- **Provided passage**
_ _ _

Typed TypeScript client for the REST API. Zero dependencies on core — communicates over HTTP.

  • client.ts -- PaperlessDedupeClient class with methods for every API endpoint
  • types.ts -- Full type definitions for all request/response shapes
  • errors.ts -- Typed error classes (API errors, network errors)
  • sse.ts -- Server-Sent Events subscription for job progress

packages/cli

Command-line interface using Commander.js. Imports core directly (no web server required).

  • Commands: sync, analyze, status, config show/set, export duplicates/config
  • Supports --json flag for machine-readable output
  • See CLI Reference for full documentation

Key Technical Choices

Area Choice Rationale
Database SQLite + Drizzle ORM Single-file database, no external dependency, excellent for single-container deployment
Background Jobs worker_threads + SQLite job queue No Redis needed. One job per type at a time prevents resource contention
Real-time Progress Server-Sent Events (SSE) Simpler than WebSockets for unidirectional progress streams
Dedup Algorithms Pure TypeScript MinHash/LSH No native dependencies beyond better-sqlite3. Defaults: 256 permutations, 32 bands
Validation Zod TypeScript-first schemas for env config and API requests
Logging Pino Fast structured JSON logging
Styling Tailwind CSS 4 Utility-first CSS via Vite plugin

Data Flow

Sync Pipeline

sequenceDiagram
    participant UI as Web UI / CLI
    participant API as API Layer
    participant JM as Job Manager
    participant W as Worker Thread
    participant P as Paperless-NGX
    participant DB as SQLite

    UI->>API: POST /api/v1/sync
    API->>JM: Create sync job
    JM->>W: Spawn worker thread
    W->>P: Fetch documents (paginated)
    P-->>W: Document metadata + content
    W->>W: Normalize text, compute fingerprints
    W->>DB: Upsert documents + content
    W-->>JM: Progress events (SSE)

_ _ _

Continue the architecture documentation for the deduplication tool above, picking up directly after its final line.

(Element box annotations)
_ _ _

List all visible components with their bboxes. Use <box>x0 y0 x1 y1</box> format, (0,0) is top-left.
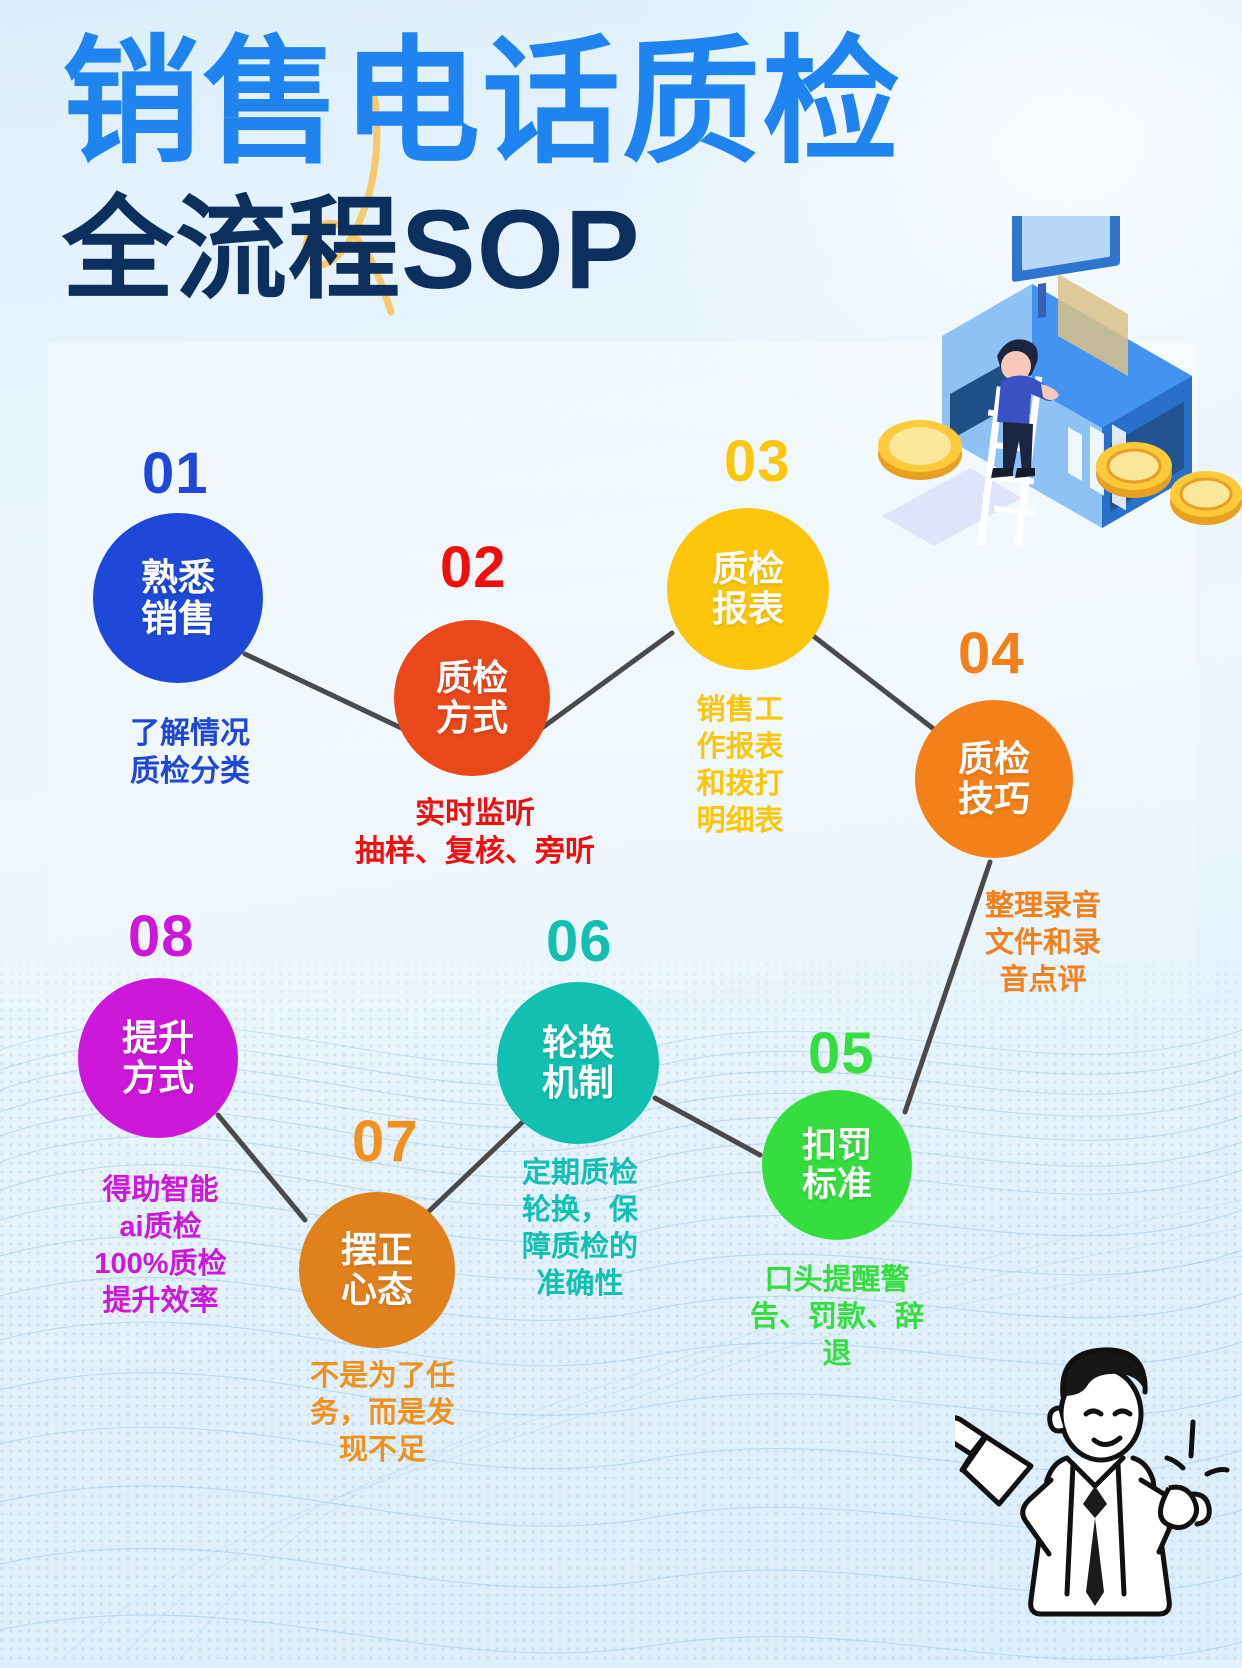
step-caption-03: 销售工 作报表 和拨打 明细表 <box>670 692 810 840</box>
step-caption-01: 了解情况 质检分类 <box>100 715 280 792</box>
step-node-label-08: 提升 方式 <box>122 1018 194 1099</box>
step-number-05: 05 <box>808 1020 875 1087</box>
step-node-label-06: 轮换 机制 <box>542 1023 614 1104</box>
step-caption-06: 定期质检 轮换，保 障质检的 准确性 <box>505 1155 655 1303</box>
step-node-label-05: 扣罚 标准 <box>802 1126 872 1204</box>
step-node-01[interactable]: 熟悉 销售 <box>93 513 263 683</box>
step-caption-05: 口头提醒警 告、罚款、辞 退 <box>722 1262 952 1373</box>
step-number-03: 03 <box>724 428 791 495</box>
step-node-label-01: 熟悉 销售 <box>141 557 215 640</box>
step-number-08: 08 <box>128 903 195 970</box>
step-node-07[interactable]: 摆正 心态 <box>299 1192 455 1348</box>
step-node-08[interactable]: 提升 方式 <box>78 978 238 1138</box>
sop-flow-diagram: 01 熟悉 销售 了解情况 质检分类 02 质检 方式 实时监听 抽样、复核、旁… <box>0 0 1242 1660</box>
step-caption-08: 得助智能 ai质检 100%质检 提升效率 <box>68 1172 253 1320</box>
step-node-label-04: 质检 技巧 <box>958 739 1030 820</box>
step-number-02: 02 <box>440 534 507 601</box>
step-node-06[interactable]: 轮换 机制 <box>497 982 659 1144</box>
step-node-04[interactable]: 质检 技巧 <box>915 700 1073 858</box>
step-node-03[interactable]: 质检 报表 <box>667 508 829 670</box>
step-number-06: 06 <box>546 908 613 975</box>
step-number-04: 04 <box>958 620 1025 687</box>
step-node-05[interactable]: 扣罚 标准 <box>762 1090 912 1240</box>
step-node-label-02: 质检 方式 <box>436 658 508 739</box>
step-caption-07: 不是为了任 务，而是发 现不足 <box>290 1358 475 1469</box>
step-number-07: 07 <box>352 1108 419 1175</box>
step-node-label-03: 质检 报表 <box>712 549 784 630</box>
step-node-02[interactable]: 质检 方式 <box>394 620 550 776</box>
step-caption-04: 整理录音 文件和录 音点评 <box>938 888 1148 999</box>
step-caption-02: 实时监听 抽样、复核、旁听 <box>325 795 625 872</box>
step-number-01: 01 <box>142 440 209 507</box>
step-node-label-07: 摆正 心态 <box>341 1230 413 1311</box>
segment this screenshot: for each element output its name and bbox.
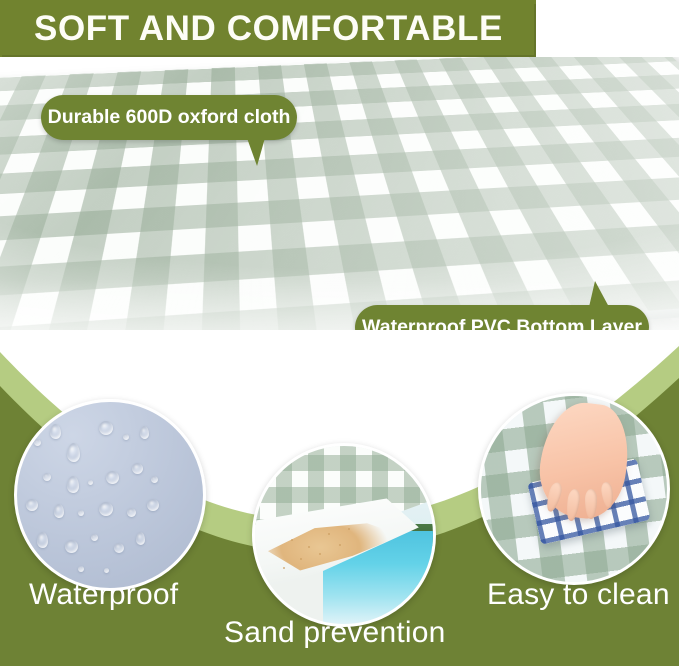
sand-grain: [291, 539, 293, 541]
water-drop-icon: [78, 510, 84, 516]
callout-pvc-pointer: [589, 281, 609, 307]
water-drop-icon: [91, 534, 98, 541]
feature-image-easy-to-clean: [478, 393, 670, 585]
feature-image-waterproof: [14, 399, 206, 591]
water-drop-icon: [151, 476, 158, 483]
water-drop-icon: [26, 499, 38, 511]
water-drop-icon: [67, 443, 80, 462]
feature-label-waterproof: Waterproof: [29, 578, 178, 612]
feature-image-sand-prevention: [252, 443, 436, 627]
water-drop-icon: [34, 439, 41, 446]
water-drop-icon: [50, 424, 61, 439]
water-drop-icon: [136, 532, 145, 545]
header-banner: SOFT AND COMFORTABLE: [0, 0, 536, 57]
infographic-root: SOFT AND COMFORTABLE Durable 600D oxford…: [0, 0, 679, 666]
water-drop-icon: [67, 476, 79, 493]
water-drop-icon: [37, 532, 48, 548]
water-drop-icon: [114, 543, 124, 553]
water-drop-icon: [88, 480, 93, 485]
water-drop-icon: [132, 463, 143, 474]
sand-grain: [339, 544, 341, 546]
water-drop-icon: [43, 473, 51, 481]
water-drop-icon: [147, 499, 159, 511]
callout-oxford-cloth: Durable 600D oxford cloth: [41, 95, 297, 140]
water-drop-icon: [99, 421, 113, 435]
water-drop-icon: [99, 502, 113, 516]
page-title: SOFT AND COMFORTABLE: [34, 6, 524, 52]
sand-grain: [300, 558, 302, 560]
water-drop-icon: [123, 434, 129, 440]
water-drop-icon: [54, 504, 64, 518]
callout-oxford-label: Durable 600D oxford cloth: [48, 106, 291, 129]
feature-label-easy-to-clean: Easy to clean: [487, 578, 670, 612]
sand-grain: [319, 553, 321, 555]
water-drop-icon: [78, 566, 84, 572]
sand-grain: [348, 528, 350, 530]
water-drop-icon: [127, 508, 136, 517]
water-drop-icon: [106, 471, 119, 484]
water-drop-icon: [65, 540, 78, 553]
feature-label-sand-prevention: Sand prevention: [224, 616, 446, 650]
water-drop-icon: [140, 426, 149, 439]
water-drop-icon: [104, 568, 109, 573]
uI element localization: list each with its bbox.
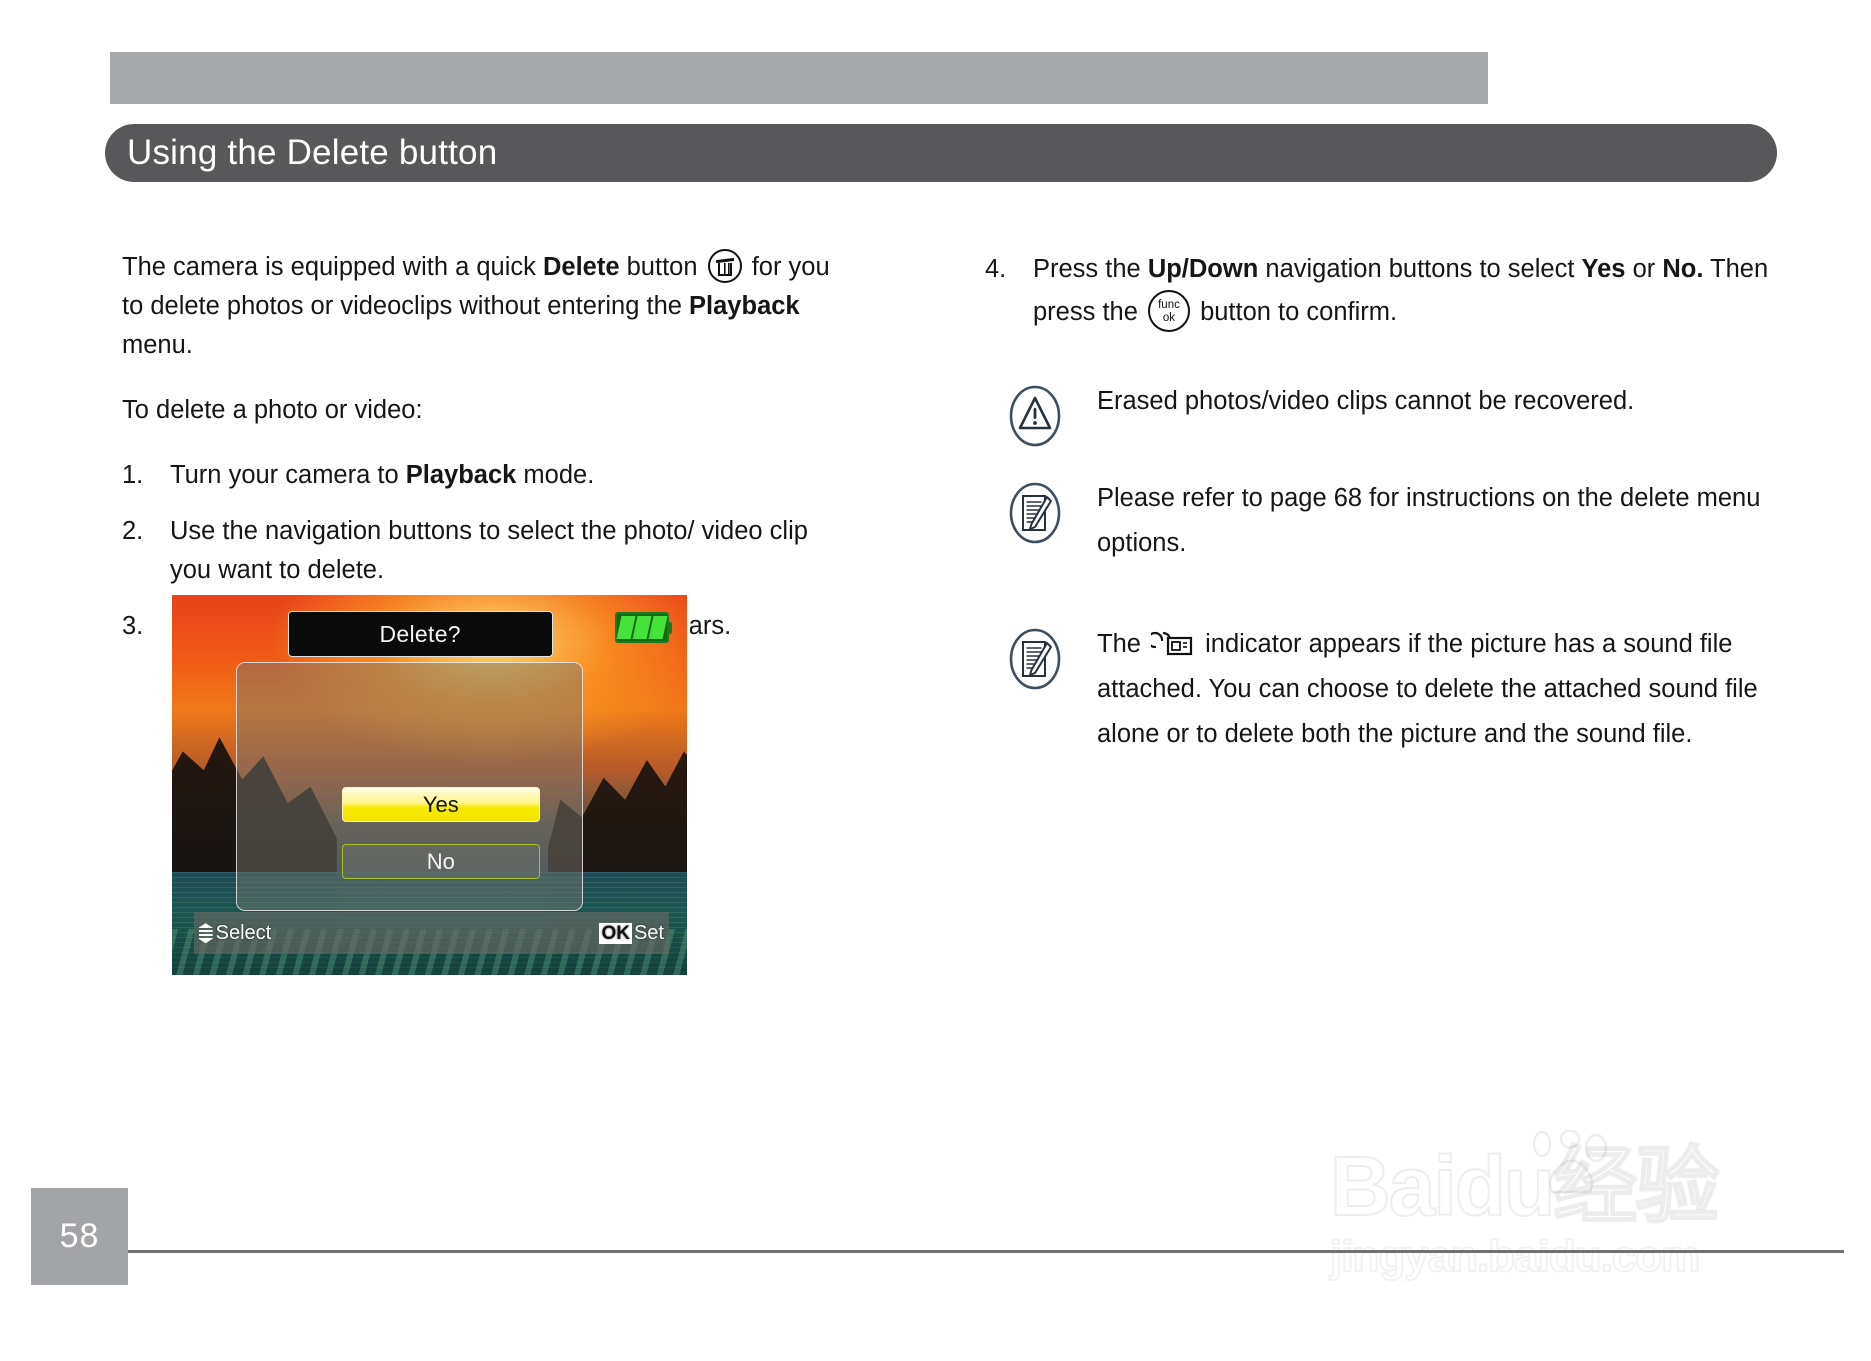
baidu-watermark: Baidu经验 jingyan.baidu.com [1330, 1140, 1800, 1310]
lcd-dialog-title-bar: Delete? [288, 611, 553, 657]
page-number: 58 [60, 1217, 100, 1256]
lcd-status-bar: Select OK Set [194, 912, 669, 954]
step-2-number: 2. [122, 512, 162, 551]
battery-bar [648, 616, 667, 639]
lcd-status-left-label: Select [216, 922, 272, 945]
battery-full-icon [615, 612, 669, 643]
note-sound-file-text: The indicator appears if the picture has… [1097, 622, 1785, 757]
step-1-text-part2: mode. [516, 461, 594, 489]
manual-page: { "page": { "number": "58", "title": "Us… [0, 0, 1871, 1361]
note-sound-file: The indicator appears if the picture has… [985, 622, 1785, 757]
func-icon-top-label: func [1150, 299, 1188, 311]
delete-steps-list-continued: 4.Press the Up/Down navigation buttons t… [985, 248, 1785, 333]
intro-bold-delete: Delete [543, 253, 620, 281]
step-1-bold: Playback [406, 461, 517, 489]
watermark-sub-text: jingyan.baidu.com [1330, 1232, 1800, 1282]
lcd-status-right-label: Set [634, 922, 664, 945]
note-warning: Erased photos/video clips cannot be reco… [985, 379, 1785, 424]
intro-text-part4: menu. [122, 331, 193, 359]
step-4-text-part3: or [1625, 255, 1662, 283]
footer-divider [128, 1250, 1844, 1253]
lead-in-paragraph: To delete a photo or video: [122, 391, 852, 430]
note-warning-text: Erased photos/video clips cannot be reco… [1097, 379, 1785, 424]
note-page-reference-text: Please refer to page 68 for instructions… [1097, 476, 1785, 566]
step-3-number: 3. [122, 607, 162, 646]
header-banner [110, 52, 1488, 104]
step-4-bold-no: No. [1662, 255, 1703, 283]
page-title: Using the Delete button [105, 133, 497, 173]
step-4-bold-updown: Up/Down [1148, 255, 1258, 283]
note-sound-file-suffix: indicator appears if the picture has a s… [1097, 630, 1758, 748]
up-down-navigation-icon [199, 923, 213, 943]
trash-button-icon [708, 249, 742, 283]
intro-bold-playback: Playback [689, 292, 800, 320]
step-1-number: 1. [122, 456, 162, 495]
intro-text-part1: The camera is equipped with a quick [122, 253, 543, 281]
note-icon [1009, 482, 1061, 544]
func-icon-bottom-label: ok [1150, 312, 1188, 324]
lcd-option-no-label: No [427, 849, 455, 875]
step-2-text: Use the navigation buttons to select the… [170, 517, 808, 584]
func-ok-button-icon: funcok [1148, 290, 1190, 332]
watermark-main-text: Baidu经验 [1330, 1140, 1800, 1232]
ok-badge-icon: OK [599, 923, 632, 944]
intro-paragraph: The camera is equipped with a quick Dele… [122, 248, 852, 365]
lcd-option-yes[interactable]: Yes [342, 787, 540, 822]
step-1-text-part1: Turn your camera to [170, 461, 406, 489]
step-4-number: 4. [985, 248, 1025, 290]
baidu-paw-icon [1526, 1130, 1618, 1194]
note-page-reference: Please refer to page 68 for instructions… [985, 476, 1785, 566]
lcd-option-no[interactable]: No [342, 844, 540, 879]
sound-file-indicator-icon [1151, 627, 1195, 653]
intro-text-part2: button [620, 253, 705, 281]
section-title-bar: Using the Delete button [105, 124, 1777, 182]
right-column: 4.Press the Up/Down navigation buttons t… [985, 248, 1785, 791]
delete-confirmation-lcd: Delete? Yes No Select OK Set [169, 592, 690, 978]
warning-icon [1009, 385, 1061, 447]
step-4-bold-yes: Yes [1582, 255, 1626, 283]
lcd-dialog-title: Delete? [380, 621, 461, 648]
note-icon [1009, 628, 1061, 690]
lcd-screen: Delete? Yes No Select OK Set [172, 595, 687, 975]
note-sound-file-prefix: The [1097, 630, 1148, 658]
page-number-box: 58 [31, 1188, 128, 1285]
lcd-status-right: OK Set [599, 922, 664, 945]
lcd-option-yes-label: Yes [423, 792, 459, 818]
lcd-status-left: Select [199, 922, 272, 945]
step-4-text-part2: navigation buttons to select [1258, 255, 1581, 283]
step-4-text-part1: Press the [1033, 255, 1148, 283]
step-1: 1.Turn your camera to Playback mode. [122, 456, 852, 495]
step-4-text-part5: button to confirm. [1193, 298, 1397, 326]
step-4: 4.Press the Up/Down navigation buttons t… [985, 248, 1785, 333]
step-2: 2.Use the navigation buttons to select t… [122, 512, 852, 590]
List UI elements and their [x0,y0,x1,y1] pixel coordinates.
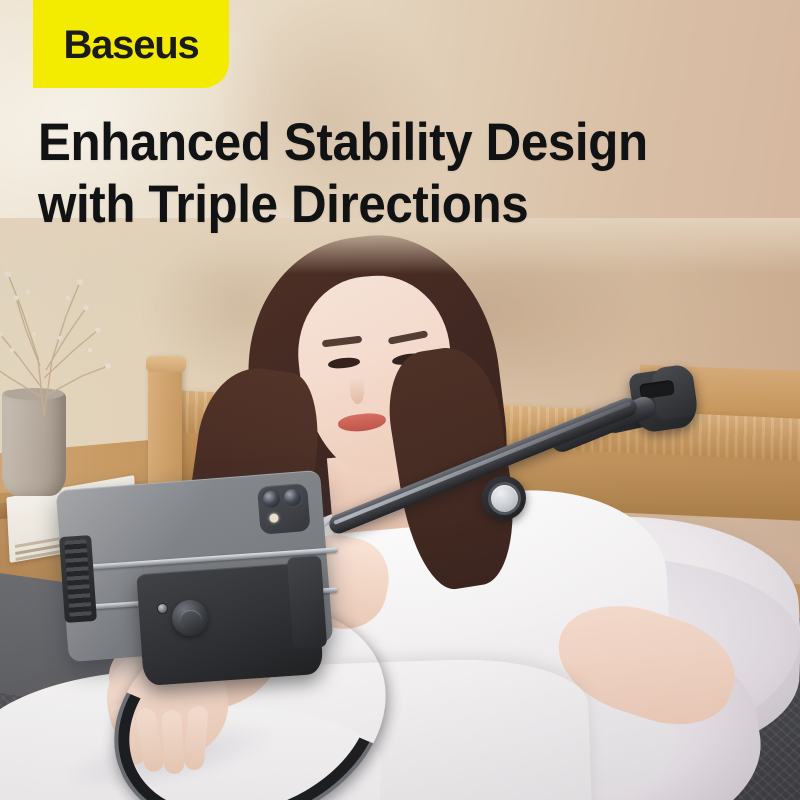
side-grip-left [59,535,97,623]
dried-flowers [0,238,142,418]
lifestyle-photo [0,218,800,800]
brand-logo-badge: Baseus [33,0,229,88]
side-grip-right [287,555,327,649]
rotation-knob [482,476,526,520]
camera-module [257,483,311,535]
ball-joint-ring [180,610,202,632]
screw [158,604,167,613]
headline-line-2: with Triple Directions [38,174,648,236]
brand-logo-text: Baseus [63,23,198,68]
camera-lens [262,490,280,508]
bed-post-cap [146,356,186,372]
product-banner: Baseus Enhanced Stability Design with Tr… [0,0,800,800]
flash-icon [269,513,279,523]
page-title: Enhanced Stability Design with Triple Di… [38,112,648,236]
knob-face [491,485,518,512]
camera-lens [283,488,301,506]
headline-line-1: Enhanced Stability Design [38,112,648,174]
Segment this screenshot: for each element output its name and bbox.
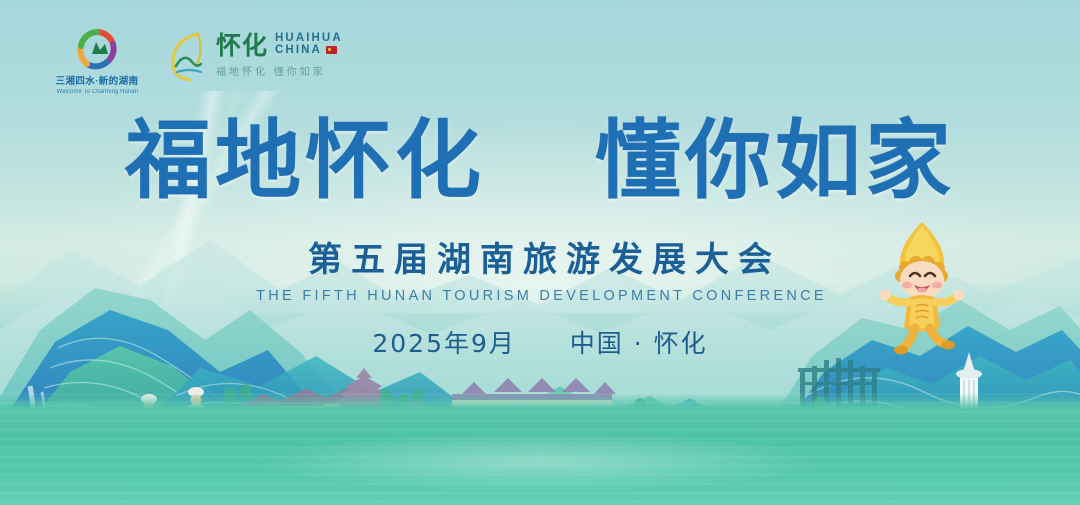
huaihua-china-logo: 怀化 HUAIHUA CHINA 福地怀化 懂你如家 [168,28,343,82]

_ _ _

- **Response below**
    JM-->>UI: Real-time progress
    W-->>JM: Job complete

Analysis Pipeline

sequenceDiagram
    participant UI as Web UI / CLI
    participant API as API Layer
    participant W as Worker Thread
    participant DB as SQLite

    UI->>API: POST /api/v1/analysis
    API->>W: Spawn analysis worker

    Note over W: Stage 1: Generate shingles
    W->>DB: Read document content
    W->>W: Create word n-gram sets

    Note over W: Stage 2: MinHash signatures
    W->>W: Compute 256 hash permutations per doc
    W->>DB: Store signatures

    Note over W: Stage 3: LSH candidate detection
    W->>W: Band hashing (32 bands)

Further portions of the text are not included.